§ **Task requirements**
In the copy, include every entry exactly but none of the pictures.

Data listing:
######

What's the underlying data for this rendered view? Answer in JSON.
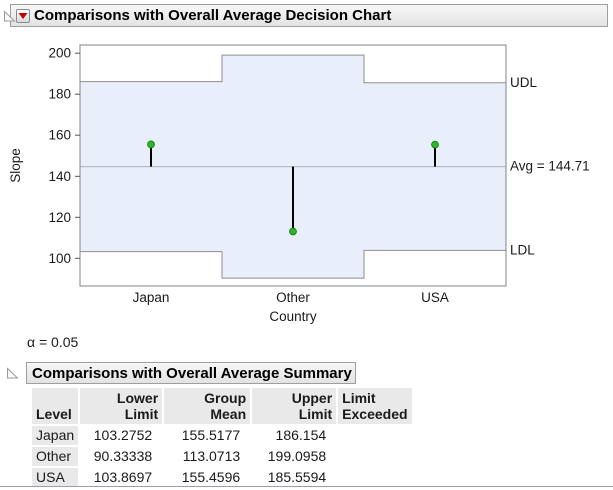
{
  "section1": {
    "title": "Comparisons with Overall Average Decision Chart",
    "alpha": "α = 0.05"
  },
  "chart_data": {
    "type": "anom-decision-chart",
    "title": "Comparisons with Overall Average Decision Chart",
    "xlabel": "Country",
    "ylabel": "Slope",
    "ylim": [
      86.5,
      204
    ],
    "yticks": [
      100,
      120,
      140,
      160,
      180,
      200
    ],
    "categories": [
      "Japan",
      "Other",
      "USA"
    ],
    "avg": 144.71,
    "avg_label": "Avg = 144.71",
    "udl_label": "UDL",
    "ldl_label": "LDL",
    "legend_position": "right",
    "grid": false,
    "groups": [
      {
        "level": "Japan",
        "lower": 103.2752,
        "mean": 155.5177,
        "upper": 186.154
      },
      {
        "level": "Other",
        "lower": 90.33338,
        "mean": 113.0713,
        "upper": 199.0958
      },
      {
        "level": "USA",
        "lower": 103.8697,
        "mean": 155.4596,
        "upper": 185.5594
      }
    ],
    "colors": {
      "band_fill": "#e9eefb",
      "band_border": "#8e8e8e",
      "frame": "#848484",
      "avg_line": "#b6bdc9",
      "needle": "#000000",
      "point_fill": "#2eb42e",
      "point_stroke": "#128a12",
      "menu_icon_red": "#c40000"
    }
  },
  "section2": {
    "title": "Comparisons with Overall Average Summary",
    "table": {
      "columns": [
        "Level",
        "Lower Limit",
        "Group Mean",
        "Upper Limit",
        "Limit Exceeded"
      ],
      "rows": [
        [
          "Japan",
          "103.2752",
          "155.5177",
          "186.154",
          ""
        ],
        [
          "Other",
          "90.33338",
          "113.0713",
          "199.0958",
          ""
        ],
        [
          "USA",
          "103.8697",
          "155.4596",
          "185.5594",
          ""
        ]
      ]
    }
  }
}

######

§ **Full response**
What's the underlying data for this rendered view? Answer in JSON.
{
  "section1": {
    "title": "Comparisons with Overall Average Decision Chart",
    "alpha": "α = 0.05"
  },
  "chart_data": {
    "type": "anom-decision-chart",
    "title": "Comparisons with Overall Average Decision Chart",
    "xlabel": "Country",
    "ylabel": "Slope",
    "ylim": [
      86.5,
      204
    ],
    "yticks": [
      100,
      120,
      140,
      160,
      180,
      200
    ],
    "categories": [
      "Japan",
      "Other",
      "USA"
    ],
    "avg": 144.71,
    "avg_label": "Avg = 144.71",
    "udl_label": "UDL",
    "ldl_label": "LDL",
    "legend_position": "right",
    "grid": false,
    "groups": [
      {
        "level": "Japan",
        "lower": 103.2752,
        "mean": 155.5177,
        "upper": 186.154
      },
      {
        "level": "Other",
        "lower": 90.33338,
        "mean": 113.0713,
        "upper": 199.0958
      },
      {
        "level": "USA",
        "lower": 103.8697,
        "mean": 155.4596,
        "upper": 185.5594
      }
    ],
    "colors": {
      "band_fill": "#e9eefb",
      "band_border": "#8e8e8e",
      "frame": "#848484",
      "avg_line": "#b6bdc9",
      "needle": "#000000",
      "point_fill": "#2eb42e",
      "point_stroke": "#128a12",
      "menu_icon_red": "#c40000"
    }
  },
  "section2": {
    "title": "Comparisons with Overall Average Summary",
    "table": {
      "columns": [
        "Level",
        "Lower Limit",
        "Group Mean",
        "Upper Limit",
        "Limit Exceeded"
      ],
      "rows": [
        [
          "Japan",
          "103.2752",
          "155.5177",
          "186.154",
          ""
        ],
        [
          "Other",
          "90.33338",
          "113.0713",
          "199.0958",
          ""
        ],
        [
          "USA",
          "103.8697",
          "155.4596",
          "185.5594",
          ""
        ]
      ]
    }
  }
}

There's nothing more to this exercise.